▶ **WRITTEN TASK**: State how many lines contain the string "media", and write nothing else.

▶ **TASK DATA**:
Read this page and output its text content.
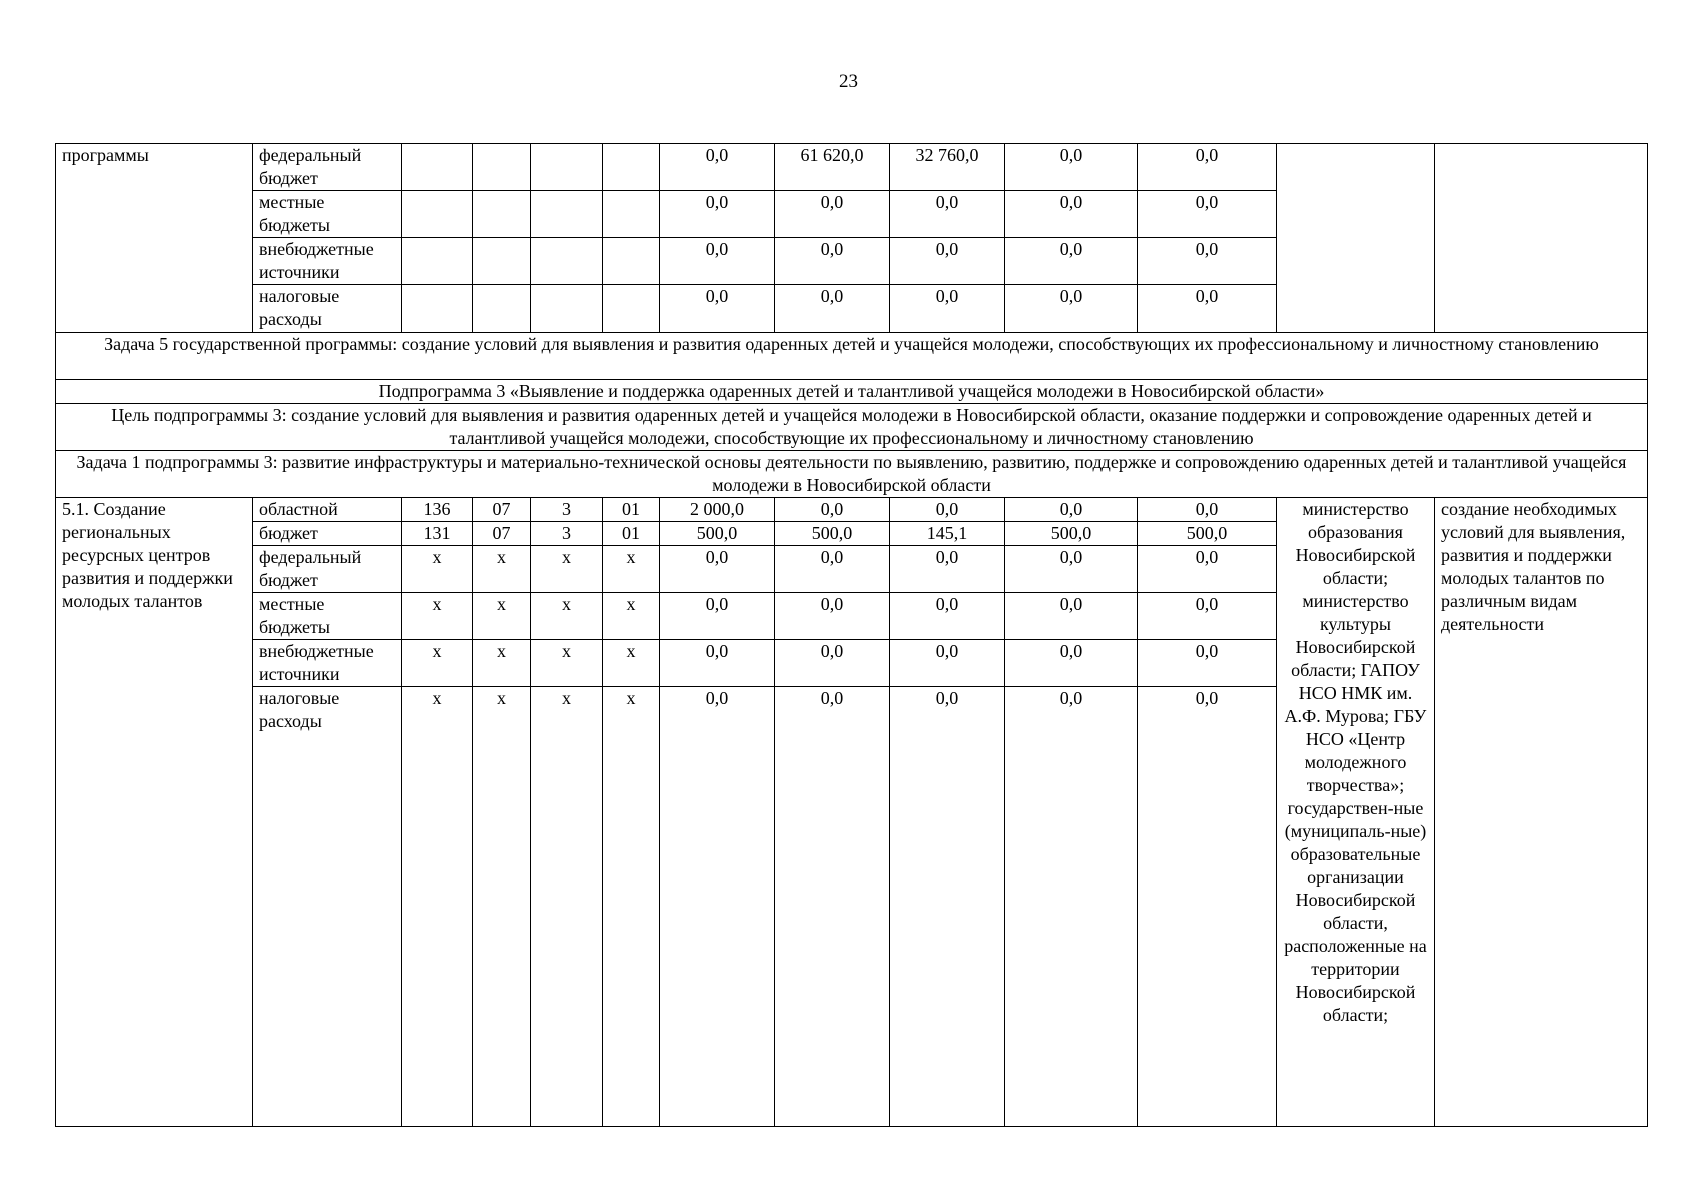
23
программы	федеральный бюджет					0,0	61 620,0	32 760,0	0,0	0,0		
	местные бюджеты					0,0	0,0	0,0	0,0	0,0		
	внебюджетные источники					0,0	0,0	0,0	0,0	0,0		
	налоговые расходы					0,0	0,0	0,0	0,0	0,0		
Задача 5 государственной программы: создание условий для выявления и развития одаренных детей и учащейся молодежи, способствующих их профессиональному и личностному становлению												
Подпрограмма 3 «Выявление и поддержка одаренных детей и талантливой учащейся молодежи в Новосибирской области»												
Цель подпрограммы 3: создание условий для выявления и развития одаренных детей и учащейся молодежи в Новосибирской области, оказание поддержки и сопровождение одаренных детей и талантливой учащейся молодежи, способствующие их профессиональному и личностному становлению												
Задача 1 подпрограммы 3: развитие инфраструктуры и материально-технической основы деятельности по выявлению, развитию, поддержке и сопровождению одаренных детей и талантливой учащейся молодежи в Новосибирской области												
5.1. Создание региональных ресурсных центров развития и поддержки молодых талантов	областной	136	07	3	01	2 000,0	0,0	0,0	0,0	0,0	министерство образования Новосибирской области; министерство культуры Новосибирской области; ГАПОУ НСО НМК им. А.Ф. Мурова; ГБУ НСО «Центр молодежного творчества»; государствен-ные (муниципаль-ные) образовательные организации Новосибирской области, расположенные на территории Новосибирской области;	создание необходимых условий для выявления, развития и поддержки молодых талантов по различным видам деятельности
	бюджет	131	07	3	01	500,0	500,0	145,1	500,0	500,0		
	федеральный бюджет	x	x	x	x	0,0	0,0	0,0	0,0	0,0		
	местные бюджеты	x	x	x	x	0,0	0,0	0,0	0,0	0,0		
	внебюджетные источники	x	x	x	x	0,0	0,0	0,0	0,0	0,0		
	налоговые расходы	x	x	x	x	0,0	0,0	0,0	0,0	0,0		
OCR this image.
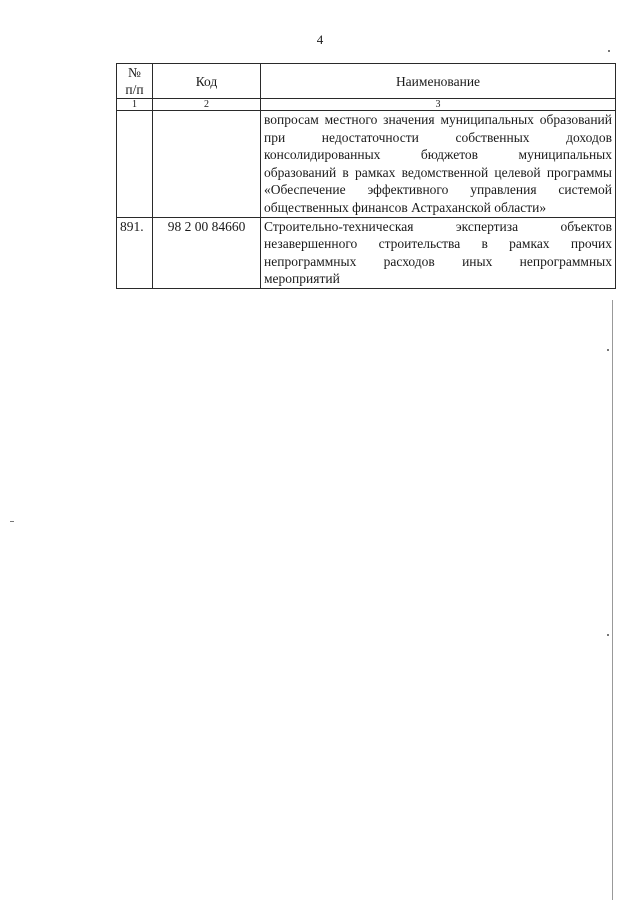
4
№
п/п	Код	Наименование
1	2	3
		вопросам местного значения муниципальных образований при недостаточности собственных доходов консолидированных бюджетов муниципальных образований в рамках ведомственной целевой программы «Обеспечение эффективного управления системой общественных финансов Астраханской области»
891.	98 2 00 84660	Строительно-техническая экспертиза объектов незавершенного строительства в рамках прочих непрограммных расходов иных непрограммных мероприятий
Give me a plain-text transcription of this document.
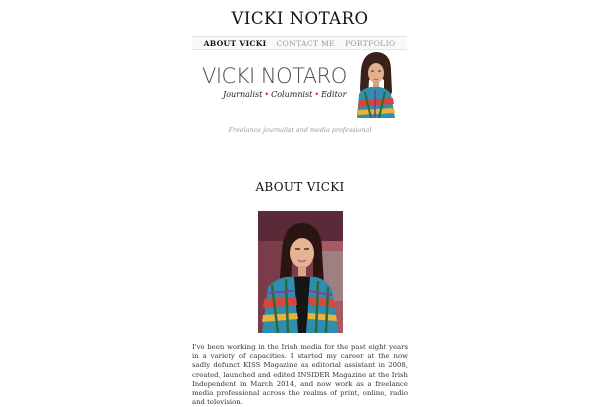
VICKI NOTARO
ABOUT VICKI CONTACT ME PORTFOLIO
VICKI NOTARO
Journalist • Columnist • Editor
Freelance journalist and media professional
ABOUT VICKI
I've been working in the Irish media for the past eight years in a variety of capacities. I started my career at the now sadly defunct KISS Magazine as editorial assistant in 2008, created, launched and edited INSIDER Magazine at the Irish Independent in March 2014, and now work as a freelance media professional across the realms of print, online, radio and television.
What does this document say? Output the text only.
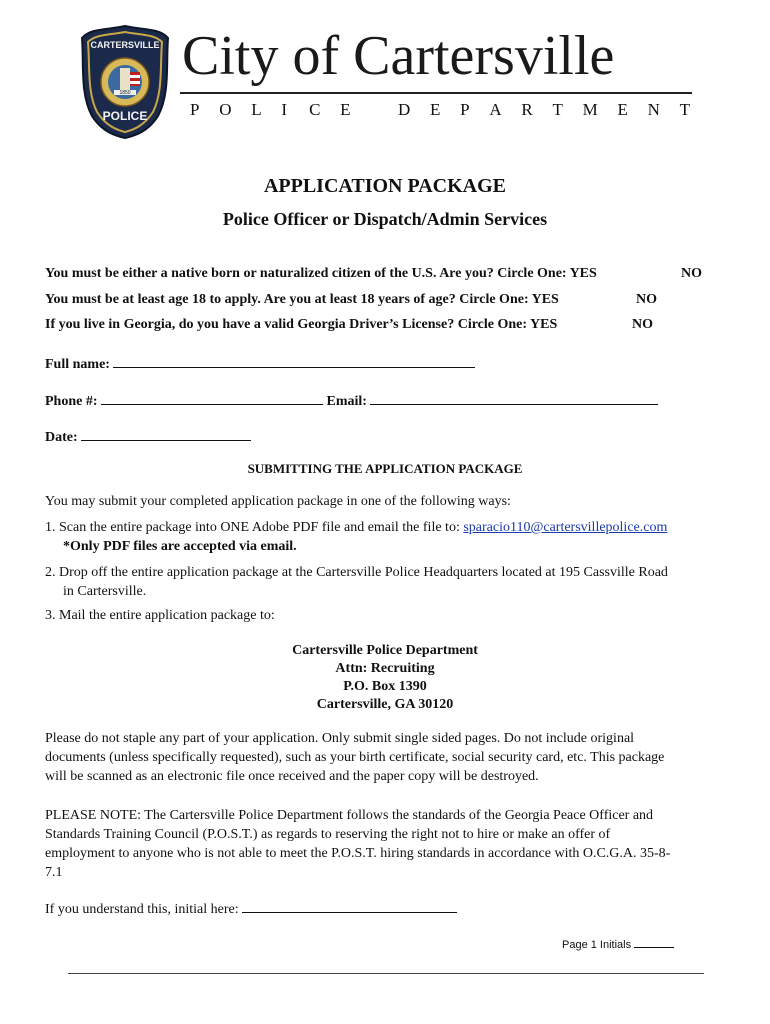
CARTERSVILLE
POLICE
1850
City of Cartersville
P O L I C E	D E P A R T M E N T
APPLICATION PACKAGE
Police Officer or Dispatch/Admin Services
You must be either a native born or naturalized citizen of the U.S. Are you? Circle One: YES	NO
You must be at least age 18 to apply. Are you at least 18 years of age? Circle One: YES	NO
If you live in Georgia, do you have a valid Georgia Driver’s License? Circle One: YES	NO
Full name:
Phone #:	Email:
Date:
SUBMITTING THE APPLICATION PACKAGE
You may submit your completed application package in one of the following ways:
1. Scan the entire package into ONE Adobe PDF file and email the file to: sparacio110@cartersvillepolice.com
*Only PDF files are accepted via email.
2. Drop off the entire application package at the Cartersville Police Headquarters located at 195 Cassville Road
in Cartersville.
3. Mail the entire application package to:
Cartersville Police Department
Attn: Recruiting
P.O. Box 1390
Cartersville, GA 30120
Please do not staple any part of your application. Only submit single sided pages. Do not include original
documents (unless specifically requested), such as your birth certificate, social security card, etc. This package
will be scanned as an electronic file once received and the paper copy will be destroyed.
PLEASE NOTE: The Cartersville Police Department follows the standards of the Georgia Peace Officer and
Standards Training Council (P.O.S.T.) as regards to reserving the right not to hire or make an offer of
employment to anyone who is not able to meet the P.O.S.T. hiring standards in accordance with O.C.G.A. 35-8-
7.1
If you understand this, initial here:
Page 1 Initials
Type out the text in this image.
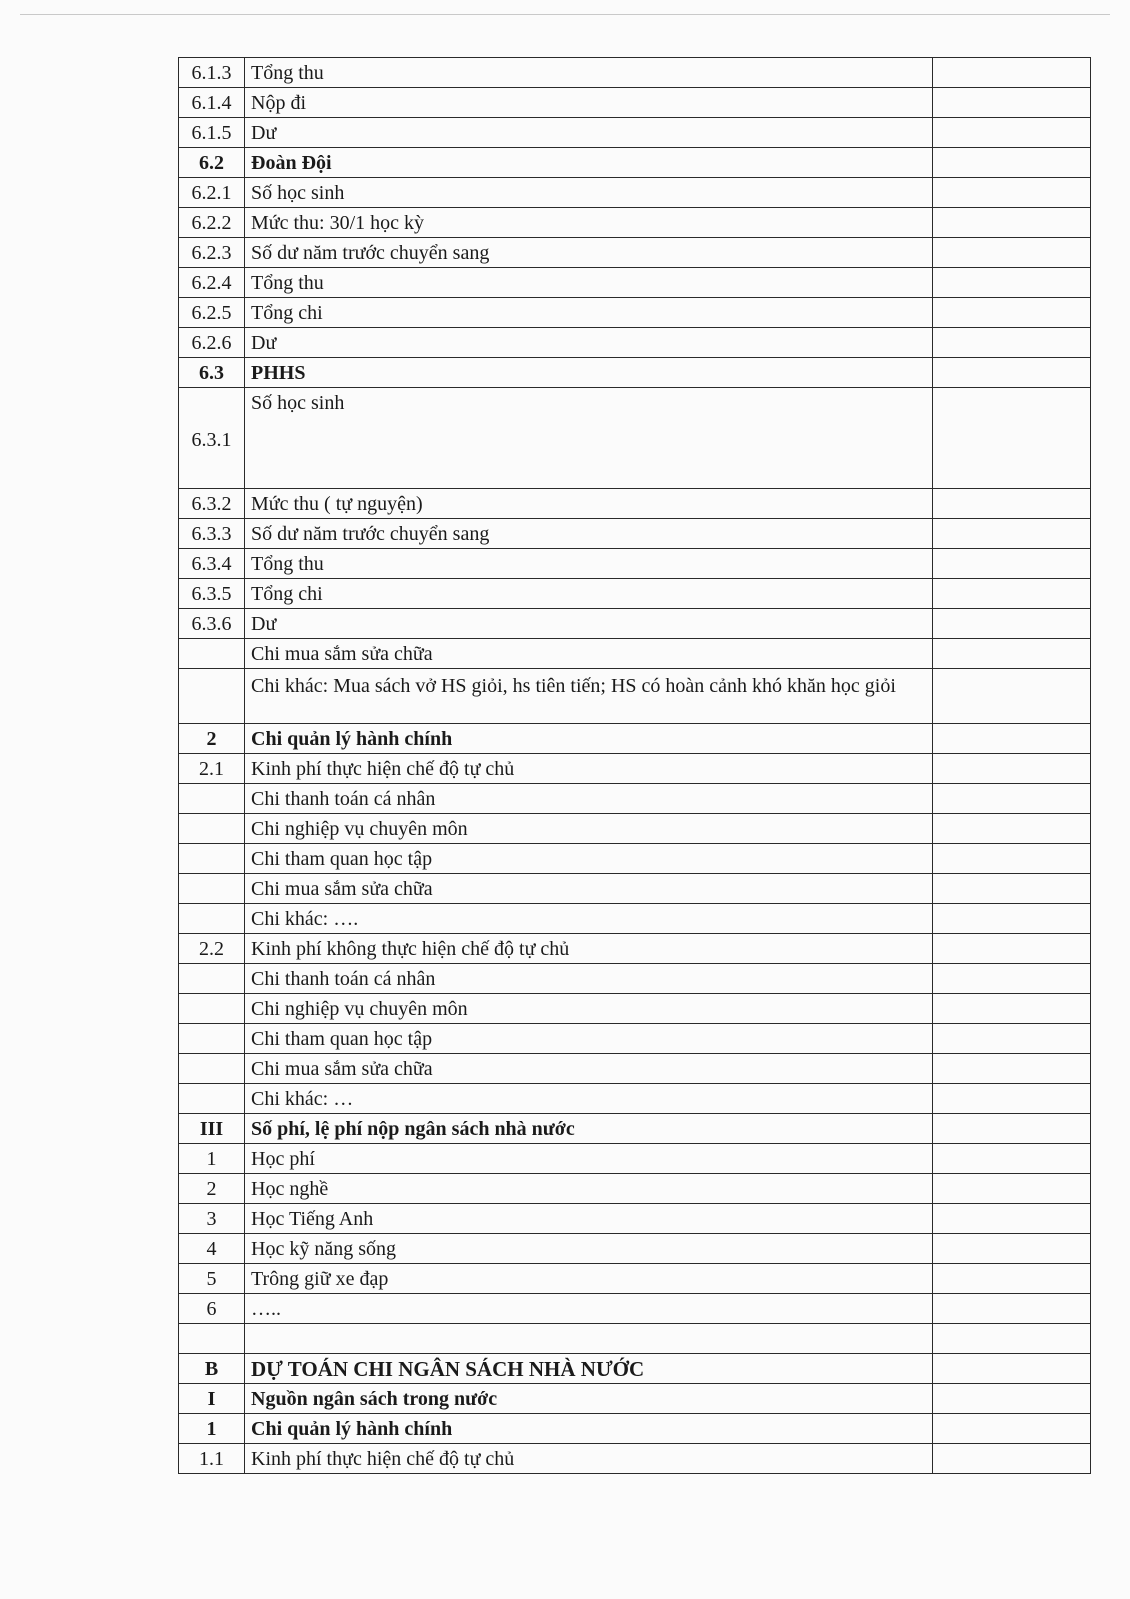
6.1.3	Tổng thu	
6.1.4	Nộp đi	
6.1.5	Dư	
6.2	Đoàn Đội	
6.2.1	Số học sinh	
6.2.2	Mức thu: 30/1 học kỳ	
6.2.3	Số dư năm trước chuyển sang	
6.2.4	Tổng thu	
6.2.5	Tổng chi	
6.2.6	Dư	
6.3	PHHS	
6.3.1	Số học sinh	
6.3.2	Mức thu ( tự nguyện)	
6.3.3	Số dư năm trước chuyển sang	
6.3.4	Tổng thu	
6.3.5	Tổng chi	
6.3.6	Dư	
	Chi mua sắm sửa chữa	
	Chi khác: Mua sách vở HS giỏi, hs tiên tiến; HS có hoàn cảnh khó khăn học giỏi	
2	Chi quản lý hành chính	
2.1	Kinh phí thực hiện chế độ tự chủ	
	Chi thanh toán cá nhân	
	Chi nghiệp vụ chuyên môn	
	Chi tham quan học tập	
	Chi mua sắm sửa chữa	
	Chi khác: ….	
2.2	Kinh phí không thực hiện chế độ tự chủ	
	Chi thanh toán cá nhân	
	Chi nghiệp vụ chuyên môn	
	Chi tham quan học tập	
	Chi mua sắm sửa chữa	
	Chi khác: …	
III	Số phí, lệ phí nộp ngân sách nhà nước	
1	Học phí	
2	Học nghề	
3	Học Tiếng Anh	
4	Học kỹ năng sống	
5	Trông giữ xe đạp	
6	…..	

B	DỰ TOÁN CHI NGÂN SÁCH NHÀ NƯỚC	
I	Nguồn ngân sách trong nước	
1	Chi quản lý hành chính	
1.1	Kinh phí thực hiện chế độ tự chủ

▶ **OUTPUT FOR THIS TASK**: 2